**Set problem**: In the data below, find every line with the string "Bookings" and pull it out.

**Records**:

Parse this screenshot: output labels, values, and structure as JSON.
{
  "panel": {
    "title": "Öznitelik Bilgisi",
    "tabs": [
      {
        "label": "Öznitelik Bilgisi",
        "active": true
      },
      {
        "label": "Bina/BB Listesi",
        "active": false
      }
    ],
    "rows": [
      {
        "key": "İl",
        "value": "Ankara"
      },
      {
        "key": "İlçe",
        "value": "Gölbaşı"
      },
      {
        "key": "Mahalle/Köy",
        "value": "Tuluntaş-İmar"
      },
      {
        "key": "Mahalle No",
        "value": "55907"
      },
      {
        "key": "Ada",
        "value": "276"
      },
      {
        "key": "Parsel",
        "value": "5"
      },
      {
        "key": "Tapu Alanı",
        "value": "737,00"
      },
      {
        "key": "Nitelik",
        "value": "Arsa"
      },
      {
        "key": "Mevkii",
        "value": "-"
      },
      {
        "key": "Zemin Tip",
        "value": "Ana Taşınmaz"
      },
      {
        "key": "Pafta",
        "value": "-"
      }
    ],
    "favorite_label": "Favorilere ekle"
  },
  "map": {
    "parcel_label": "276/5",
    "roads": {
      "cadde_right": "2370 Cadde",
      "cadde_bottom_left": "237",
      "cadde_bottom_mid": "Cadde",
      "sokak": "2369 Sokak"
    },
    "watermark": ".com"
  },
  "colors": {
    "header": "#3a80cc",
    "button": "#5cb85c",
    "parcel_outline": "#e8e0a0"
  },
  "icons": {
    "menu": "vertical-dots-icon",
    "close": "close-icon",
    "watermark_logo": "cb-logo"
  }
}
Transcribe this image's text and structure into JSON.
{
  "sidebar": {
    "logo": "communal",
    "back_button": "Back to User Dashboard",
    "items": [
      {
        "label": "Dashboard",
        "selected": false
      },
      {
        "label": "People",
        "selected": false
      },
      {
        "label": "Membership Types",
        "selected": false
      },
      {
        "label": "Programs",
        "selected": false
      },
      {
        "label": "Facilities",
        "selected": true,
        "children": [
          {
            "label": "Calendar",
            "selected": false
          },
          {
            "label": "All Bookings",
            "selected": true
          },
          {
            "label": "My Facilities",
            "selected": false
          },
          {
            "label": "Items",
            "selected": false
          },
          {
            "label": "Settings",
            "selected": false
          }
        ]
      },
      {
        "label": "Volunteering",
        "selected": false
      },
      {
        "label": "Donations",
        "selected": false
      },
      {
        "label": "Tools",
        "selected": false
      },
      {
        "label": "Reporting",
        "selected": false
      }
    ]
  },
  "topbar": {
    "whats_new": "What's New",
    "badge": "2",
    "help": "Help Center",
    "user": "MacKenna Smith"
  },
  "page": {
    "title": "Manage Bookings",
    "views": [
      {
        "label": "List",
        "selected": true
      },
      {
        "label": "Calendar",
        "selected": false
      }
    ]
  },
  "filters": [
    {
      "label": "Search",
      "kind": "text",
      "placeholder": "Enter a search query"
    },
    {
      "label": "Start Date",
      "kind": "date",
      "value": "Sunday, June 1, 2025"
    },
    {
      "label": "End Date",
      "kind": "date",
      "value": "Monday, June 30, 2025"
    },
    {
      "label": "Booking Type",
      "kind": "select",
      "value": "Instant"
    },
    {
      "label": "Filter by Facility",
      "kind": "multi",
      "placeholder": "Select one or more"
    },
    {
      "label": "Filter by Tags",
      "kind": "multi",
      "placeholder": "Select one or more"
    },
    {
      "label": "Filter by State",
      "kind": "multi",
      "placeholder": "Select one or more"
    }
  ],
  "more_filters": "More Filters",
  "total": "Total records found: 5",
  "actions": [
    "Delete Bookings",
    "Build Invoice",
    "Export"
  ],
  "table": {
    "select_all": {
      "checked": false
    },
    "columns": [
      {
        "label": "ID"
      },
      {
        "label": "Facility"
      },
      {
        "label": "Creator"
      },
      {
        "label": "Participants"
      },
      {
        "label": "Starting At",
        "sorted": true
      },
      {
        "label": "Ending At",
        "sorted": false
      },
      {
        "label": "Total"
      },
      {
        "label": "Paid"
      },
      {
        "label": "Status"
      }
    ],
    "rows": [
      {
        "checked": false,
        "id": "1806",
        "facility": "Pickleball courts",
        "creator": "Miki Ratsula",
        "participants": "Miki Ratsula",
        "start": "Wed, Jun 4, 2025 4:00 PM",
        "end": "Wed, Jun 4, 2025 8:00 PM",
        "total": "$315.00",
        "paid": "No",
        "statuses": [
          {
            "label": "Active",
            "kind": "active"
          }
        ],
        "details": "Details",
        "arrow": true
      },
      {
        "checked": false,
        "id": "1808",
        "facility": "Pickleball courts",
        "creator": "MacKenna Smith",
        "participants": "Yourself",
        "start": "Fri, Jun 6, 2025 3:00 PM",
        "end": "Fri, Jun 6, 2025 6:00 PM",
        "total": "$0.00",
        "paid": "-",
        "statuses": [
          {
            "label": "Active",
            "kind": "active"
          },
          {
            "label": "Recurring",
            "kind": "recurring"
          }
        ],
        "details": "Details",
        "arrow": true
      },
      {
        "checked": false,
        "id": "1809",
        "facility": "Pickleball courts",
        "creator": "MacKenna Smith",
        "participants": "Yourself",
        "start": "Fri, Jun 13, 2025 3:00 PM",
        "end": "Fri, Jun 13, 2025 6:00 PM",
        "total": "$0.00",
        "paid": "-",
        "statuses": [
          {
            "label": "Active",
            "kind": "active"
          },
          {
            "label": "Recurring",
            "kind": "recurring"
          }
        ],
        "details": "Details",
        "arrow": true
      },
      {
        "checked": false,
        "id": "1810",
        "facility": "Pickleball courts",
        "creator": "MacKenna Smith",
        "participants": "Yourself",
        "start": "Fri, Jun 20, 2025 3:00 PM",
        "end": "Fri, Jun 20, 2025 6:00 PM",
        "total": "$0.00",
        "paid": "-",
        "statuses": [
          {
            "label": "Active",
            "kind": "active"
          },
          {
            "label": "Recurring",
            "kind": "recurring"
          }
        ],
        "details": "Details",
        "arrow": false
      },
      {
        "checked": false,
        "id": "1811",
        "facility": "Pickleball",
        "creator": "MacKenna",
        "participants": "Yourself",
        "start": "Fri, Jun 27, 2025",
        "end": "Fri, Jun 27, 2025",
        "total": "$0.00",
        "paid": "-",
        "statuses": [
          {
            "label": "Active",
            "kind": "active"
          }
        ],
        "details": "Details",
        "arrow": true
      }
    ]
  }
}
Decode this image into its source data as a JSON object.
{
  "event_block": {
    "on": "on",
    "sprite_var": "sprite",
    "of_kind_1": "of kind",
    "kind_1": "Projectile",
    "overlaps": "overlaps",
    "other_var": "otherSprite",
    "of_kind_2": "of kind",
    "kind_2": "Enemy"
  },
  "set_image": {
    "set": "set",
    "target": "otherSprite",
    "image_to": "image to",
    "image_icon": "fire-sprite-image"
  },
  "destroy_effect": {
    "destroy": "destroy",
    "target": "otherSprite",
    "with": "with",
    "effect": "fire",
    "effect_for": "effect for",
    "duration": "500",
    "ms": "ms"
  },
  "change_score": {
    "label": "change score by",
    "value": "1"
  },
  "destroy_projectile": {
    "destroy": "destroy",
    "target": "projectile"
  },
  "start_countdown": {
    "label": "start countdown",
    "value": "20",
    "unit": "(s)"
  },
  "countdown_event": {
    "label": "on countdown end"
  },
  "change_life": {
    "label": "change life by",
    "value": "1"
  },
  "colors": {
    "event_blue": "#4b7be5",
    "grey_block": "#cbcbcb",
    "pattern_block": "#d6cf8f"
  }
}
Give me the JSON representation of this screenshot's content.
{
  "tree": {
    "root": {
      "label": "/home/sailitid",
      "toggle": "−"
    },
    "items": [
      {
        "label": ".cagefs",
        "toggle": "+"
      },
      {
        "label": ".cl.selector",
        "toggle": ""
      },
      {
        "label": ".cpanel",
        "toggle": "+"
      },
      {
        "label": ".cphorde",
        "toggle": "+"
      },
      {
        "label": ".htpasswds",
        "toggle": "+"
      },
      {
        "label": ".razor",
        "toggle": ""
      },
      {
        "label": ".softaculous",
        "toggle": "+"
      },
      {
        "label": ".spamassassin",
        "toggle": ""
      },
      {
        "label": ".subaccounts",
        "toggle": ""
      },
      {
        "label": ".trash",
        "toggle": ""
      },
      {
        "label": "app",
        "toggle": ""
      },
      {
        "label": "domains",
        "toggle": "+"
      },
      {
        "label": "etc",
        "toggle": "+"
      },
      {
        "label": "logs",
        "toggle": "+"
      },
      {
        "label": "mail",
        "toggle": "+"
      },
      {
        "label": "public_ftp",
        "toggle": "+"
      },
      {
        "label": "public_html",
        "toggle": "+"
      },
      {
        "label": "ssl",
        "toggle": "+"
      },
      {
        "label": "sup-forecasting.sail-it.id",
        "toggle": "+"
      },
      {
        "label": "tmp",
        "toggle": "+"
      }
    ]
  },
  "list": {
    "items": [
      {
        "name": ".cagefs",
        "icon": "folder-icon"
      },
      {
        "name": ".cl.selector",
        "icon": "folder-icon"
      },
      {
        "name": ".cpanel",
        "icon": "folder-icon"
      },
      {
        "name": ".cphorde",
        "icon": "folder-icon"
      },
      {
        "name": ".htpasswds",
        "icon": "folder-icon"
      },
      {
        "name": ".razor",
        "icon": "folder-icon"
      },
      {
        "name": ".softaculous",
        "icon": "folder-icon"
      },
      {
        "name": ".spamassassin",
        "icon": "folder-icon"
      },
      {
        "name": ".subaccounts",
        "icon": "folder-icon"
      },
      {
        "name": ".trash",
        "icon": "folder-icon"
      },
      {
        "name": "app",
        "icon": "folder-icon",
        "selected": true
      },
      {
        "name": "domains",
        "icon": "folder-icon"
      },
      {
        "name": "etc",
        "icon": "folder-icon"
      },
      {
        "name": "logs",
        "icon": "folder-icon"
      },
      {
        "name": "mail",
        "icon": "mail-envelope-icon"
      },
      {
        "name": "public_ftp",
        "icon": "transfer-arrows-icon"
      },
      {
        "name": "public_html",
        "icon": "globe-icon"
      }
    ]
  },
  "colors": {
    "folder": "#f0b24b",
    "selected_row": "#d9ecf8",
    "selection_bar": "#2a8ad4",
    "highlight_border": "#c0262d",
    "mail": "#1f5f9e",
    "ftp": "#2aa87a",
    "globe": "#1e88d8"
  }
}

**The result**:
            "label": "All Bookings",
    "title": "Manage Bookings",
    "Delete Bookings",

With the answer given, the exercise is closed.